• SHORT EXERCISE: Repeat everything in the material exactly.

Entries taken from a collection
####################

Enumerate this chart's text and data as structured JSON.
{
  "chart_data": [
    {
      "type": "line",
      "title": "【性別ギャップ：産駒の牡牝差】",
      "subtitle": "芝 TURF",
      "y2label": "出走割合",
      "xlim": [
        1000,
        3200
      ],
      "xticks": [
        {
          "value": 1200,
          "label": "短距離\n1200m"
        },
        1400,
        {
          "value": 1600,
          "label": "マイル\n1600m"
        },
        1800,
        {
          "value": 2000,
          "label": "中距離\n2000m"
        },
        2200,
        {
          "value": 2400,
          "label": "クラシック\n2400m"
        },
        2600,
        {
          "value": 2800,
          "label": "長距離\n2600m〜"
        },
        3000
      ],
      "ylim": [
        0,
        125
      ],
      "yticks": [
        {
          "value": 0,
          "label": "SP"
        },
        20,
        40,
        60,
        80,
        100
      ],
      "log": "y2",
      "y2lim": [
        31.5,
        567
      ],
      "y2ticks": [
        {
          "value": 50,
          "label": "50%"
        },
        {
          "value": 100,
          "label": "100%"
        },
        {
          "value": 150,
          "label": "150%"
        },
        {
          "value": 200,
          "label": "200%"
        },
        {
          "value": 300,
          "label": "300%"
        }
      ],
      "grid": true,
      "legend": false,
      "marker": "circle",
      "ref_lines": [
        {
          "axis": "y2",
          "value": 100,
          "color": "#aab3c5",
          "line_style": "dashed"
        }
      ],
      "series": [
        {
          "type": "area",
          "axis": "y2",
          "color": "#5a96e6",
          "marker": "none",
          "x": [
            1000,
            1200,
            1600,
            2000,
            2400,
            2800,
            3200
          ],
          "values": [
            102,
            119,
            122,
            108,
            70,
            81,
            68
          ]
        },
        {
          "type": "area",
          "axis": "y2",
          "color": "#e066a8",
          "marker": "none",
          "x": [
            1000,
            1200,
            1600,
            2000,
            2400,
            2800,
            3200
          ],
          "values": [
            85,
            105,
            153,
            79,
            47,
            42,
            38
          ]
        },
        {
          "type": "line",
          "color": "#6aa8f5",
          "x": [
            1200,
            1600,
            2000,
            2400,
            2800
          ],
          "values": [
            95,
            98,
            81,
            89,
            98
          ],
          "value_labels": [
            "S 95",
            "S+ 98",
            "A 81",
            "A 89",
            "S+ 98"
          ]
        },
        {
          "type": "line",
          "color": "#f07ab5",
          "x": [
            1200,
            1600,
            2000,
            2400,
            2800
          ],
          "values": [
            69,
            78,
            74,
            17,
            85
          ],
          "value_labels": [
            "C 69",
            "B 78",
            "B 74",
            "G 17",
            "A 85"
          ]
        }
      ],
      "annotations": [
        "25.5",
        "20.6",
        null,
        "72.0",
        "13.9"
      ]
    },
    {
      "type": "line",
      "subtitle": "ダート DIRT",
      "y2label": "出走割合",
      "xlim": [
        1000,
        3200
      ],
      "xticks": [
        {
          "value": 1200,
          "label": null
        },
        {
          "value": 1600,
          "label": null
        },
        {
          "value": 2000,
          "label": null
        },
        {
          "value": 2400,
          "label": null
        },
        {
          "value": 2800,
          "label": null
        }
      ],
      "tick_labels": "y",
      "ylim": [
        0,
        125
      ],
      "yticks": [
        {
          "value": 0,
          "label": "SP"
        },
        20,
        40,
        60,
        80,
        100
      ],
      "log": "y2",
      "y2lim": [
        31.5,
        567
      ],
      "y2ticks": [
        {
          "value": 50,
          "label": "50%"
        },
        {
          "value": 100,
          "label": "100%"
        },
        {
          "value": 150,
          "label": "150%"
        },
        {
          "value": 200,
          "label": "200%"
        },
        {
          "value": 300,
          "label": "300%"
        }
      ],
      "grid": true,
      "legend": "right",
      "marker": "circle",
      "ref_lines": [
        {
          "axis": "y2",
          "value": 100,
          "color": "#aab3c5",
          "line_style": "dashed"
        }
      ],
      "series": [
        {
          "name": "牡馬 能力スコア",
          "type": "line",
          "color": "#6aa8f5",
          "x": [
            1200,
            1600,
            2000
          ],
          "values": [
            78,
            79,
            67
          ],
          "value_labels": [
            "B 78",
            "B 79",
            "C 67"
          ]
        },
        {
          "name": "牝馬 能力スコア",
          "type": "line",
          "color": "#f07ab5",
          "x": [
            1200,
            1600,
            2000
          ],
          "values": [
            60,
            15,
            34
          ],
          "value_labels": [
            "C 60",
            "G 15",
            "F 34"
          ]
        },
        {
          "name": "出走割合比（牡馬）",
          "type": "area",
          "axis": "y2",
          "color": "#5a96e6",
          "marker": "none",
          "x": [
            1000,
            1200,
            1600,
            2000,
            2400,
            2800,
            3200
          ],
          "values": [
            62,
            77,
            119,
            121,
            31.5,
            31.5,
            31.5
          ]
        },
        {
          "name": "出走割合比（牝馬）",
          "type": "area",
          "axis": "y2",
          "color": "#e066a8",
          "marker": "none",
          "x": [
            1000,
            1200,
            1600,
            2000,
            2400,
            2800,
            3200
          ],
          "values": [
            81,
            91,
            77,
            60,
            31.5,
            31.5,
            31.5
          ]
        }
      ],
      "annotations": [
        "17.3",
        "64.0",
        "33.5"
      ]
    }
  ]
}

####################

• FULL ANSWER:
Enumerate this chart's text and data as structured JSON.
{
  "chart_data": [
    {
      "type": "line",
      "title": "【性別ギャップ：産駒の牡牝差】",
      "subtitle": "芝 TURF",
      "y2label": "出走割合",
      "xlim": [
        1000,
        3200
      ],
      "xticks": [
        {
          "value": 1200,
          "label": "短距離\n1200m"
        },
        1400,
        {
          "value": 1600,
          "label": "マイル\n1600m"
        },
        1800,
        {
          "value": 2000,
          "label": "中距離\n2000m"
        },
        2200,
        {
          "value": 2400,
          "label": "クラシック\n2400m"
        },
        2600,
        {
          "value": 2800,
          "label": "長距離\n2600m〜"
        },
        3000
      ],
      "ylim": [
        0,
        125
      ],
      "yticks": [
        {
          "value": 0,
          "label": "SP"
        },
        20,
        40,
        60,
        80,
        100
      ],
      "log": "y2",
      "y2lim": [
        31.5,
        567
      ],
      "y2ticks": [
        {
          "value": 50,
          "label": "50%"
        },
        {
          "value": 100,
          "label": "100%"
        },
        {
          "value": 150,
          "label": "150%"
        },
        {
          "value": 200,
          "label": "200%"
        },
        {
          "value": 300,
          "label": "300%"
        }
      ],
      "grid": true,
      "legend": false,
      "marker": "circle",
      "ref_lines": [
        {
          "axis": "y2",
          "value": 100,
          "color": "#aab3c5",
          "line_style": "dashed"
        }
      ],
      "series": [
        {
          "type": "area",
          "axis": "y2",
          "color": "#5a96e6",
          "marker": "none",
          "x": [
            1000,
            1200,
            1600,
            2000,
            2400,
            2800,
            3200
          ],
          "values": [
            102,
            119,
            122,
            108,
            70,
            81,
            68
          ]
        },
        {
          "type": "area",
          "axis": "y2",
          "color": "#e066a8",
          "marker": "none",
          "x": [
            1000,
            1200,
            1600,
            2000,
            2400,
            2800,
            3200
          ],
          "values": [
            85,
            105,
            153,
            79,
            47,
            42,
            38
          ]
        },
        {
          "type": "line",
          "color": "#6aa8f5",
          "x": [
            1200,
            1600,
            2000,
            2400,
            2800
          ],
          "values": [
            95,
            98,
            81,
            89,
            98
          ],
          "value_labels": [
            "S 95",
            "S+ 98",
            "A 81",
            "A 89",
            "S+ 98"
          ]
        },
        {
          "type": "line",
          "color": "#f07ab5",
          "x": [
            1200,
            1600,
            2000,
            2400,
            2800
          ],
          "values": [
            69,
            78,
            74,
            17,
            85
          ],
          "value_labels": [
            "C 69",
            "B 78",
            "B 74",
            "G 17",
            "A 85"
          ]
        }
      ],
      "annotations": [
        "25.5",
        "20.6",
        null,
        "72.0",
        "13.9"
      ]
    },
    {
      "type": "line",
      "subtitle": "ダート DIRT",
      "y2label": "出走割合",
      "xlim": [
        1000,
        3200
      ],
      "xticks": [
        {
          "value": 1200,
          "label": null
        },
        {
          "value": 1600,
          "label": null
        },
        {
          "value": 2000,
          "label": null
        },
        {
          "value": 2400,
          "label": null
        },
        {
          "value": 2800,
          "label": null
        }
      ],
      "tick_labels": "y",
      "ylim": [
        0,
        125
      ],
      "yticks": [
        {
          "value": 0,
          "label": "SP"
        },
        20,
        40,
        60,
        80,
        100
      ],
      "log": "y2",
      "y2lim": [
        31.5,
        567
      ],
      "y2ticks": [
        {
          "value": 50,
          "label": "50%"
        },
        {
          "value": 100,
          "label": "100%"
        },
        {
          "value": 150,
          "label": "150%"
        },
        {
          "value": 200,
          "label": "200%"
        },
        {
          "value": 300,
          "label": "300%"
        }
      ],
      "grid": true,
      "legend": "right",
      "marker": "circle",
      "ref_lines": [
        {
          "axis": "y2",
          "value": 100,
          "color": "#aab3c5",
          "line_style": "dashed"
        }
      ],
      "series": [
        {
          "name": "牡馬 能力スコア",
          "type": "line",
          "color": "#6aa8f5",
          "x": [
            1200,
            1600,
            2000
          ],
          "values": [
            78,
            79,
            67
          ],
          "value_labels": [
            "B 78",
            "B 79",
            "C 67"
          ]
        },
        {
          "name": "牝馬 能力スコア",
          "type": "line",
          "color": "#f07ab5",
          "x": [
            1200,
            1600,
            2000
          ],
          "values": [
            60,
            15,
            34
          ],
          "value_labels": [
            "C 60",
            "G 15",
            "F 34"
          ]
        },
        {
          "name": "出走割合比（牡馬）",
          "type": "area",
          "axis": "y2",
          "color": "#5a96e6",
          "marker": "none",
          "x": [
            1000,
            1200,
            1600,
            2000,
            2400,
            2800,
            3200
          ],
          "values": [
            62,
            77,
            119,
            121,
            31.5,
            31.5,
            31.5
          ]
        },
        {
          "name": "出走割合比（牝馬）",
          "type": "area",
          "axis": "y2",
          "color": "#e066a8",
          "marker": "none",
          "x": [
            1000,
            1200,
            1600,
            2000,
            2400,
            2800,
            3200
          ],
          "values": [
            81,
            91,
            77,
            60,
            31.5,
            31.5,
            31.5
          ]
        }
      ],
      "annotations": [
        "17.3",
        "64.0",
        "33.5"
      ]
    }
  ]
}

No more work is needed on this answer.